[The request]: Go through the listing below and gather every line with the word "Specular".
## BEGIN Data
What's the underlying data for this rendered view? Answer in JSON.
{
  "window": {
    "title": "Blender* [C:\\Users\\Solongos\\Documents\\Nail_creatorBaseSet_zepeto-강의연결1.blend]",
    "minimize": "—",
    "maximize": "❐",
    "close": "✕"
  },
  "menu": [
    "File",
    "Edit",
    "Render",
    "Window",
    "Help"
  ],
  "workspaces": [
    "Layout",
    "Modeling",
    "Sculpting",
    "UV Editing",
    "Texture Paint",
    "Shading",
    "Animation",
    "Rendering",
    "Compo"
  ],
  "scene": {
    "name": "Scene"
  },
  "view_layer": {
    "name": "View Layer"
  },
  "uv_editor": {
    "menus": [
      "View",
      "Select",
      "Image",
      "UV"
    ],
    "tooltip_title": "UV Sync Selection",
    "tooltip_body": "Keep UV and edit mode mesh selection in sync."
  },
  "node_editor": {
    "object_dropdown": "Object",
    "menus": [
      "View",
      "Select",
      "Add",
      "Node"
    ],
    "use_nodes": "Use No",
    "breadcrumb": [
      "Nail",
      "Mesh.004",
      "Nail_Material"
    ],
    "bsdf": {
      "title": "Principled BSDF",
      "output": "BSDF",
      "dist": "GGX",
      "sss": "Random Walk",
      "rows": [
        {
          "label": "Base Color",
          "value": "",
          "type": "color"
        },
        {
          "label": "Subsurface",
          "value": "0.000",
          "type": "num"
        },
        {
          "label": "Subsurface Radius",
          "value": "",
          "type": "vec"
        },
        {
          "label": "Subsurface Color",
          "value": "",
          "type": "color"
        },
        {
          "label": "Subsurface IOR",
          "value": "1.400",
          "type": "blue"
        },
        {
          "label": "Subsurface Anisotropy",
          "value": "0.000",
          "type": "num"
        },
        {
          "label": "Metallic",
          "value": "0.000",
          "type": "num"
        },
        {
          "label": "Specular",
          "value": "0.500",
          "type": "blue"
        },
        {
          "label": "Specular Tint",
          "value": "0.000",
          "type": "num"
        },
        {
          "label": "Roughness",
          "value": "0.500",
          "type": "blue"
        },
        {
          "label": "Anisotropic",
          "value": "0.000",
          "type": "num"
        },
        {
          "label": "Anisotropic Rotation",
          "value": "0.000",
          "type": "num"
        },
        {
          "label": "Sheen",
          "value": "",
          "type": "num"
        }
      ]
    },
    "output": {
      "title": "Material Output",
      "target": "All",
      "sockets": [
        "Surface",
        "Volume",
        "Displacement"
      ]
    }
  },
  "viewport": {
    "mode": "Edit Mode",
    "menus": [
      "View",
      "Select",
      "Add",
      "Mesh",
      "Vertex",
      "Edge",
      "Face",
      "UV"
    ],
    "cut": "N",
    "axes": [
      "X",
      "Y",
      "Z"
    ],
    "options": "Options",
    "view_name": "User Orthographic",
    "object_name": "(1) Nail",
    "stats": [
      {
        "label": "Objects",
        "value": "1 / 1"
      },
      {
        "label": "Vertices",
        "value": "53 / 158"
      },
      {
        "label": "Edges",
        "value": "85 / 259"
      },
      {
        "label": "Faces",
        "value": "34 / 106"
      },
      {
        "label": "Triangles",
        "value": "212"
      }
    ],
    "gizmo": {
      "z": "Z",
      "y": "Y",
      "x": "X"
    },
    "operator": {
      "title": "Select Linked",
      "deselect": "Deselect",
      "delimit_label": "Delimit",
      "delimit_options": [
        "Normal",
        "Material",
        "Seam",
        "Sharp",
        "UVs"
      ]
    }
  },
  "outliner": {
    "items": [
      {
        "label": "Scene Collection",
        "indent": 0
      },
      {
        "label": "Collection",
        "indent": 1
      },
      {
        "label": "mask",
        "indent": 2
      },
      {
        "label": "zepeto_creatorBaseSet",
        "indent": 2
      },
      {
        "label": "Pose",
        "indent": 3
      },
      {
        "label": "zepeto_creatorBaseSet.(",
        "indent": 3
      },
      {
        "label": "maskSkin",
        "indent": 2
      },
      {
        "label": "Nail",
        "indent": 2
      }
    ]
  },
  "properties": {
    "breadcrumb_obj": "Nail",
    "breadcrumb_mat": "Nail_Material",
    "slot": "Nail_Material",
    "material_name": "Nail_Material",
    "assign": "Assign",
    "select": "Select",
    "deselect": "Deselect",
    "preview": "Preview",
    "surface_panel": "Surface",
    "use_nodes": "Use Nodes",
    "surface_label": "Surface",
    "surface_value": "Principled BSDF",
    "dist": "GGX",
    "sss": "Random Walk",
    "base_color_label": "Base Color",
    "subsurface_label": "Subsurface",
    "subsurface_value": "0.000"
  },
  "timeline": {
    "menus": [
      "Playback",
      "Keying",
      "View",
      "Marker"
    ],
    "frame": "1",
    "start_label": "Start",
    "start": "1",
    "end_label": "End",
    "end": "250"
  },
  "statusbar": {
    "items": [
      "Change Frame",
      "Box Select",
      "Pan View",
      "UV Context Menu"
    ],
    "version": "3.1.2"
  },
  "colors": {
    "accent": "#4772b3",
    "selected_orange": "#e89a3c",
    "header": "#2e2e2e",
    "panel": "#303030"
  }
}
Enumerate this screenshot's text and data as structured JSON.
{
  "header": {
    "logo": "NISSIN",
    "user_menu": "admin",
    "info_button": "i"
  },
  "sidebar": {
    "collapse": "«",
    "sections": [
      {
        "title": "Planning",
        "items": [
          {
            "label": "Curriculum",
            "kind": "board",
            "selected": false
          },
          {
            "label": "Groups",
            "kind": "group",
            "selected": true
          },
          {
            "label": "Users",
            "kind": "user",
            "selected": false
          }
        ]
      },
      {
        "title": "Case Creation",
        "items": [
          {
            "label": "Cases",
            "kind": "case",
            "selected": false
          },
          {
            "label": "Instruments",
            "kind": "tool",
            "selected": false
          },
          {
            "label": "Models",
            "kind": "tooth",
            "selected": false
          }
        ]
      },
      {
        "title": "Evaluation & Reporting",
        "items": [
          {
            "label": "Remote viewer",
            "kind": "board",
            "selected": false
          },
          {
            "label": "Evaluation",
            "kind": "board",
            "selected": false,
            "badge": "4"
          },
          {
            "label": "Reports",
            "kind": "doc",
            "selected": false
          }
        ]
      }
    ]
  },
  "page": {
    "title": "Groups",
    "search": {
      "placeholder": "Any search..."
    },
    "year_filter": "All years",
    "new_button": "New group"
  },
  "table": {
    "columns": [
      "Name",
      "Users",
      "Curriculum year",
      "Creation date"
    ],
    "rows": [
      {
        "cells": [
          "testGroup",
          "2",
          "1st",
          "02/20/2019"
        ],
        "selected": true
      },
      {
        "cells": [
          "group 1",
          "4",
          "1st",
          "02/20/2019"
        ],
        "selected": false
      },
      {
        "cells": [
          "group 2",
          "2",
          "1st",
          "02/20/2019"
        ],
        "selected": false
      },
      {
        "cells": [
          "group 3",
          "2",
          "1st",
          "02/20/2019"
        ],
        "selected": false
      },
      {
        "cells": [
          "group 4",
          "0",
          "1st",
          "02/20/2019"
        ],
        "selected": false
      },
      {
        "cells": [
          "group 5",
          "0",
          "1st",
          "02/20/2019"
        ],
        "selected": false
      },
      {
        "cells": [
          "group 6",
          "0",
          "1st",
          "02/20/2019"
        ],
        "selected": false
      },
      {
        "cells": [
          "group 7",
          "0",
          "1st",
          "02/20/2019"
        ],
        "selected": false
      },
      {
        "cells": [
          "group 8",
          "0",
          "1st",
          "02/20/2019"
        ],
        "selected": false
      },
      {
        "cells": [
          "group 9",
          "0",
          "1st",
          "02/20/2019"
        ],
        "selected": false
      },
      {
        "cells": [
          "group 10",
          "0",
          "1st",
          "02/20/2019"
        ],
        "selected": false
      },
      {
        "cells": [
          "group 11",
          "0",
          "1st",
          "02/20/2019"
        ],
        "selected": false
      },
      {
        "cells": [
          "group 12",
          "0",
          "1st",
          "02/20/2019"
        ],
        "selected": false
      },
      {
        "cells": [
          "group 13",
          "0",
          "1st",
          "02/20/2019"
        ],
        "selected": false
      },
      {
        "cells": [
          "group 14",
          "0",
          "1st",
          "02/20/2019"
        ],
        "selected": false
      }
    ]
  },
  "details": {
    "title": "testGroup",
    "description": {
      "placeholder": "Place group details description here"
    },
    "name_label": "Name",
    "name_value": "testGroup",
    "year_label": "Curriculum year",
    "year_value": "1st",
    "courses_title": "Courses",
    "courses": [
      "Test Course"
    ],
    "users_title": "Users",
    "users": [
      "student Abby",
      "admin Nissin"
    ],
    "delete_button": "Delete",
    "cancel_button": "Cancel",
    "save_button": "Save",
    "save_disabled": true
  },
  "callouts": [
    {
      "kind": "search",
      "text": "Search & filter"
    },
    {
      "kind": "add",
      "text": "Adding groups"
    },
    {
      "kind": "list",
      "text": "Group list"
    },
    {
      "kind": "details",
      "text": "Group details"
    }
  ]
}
## END Data
[Exercise response]:
          "label": "Specular",
          "label": "Specular Tint",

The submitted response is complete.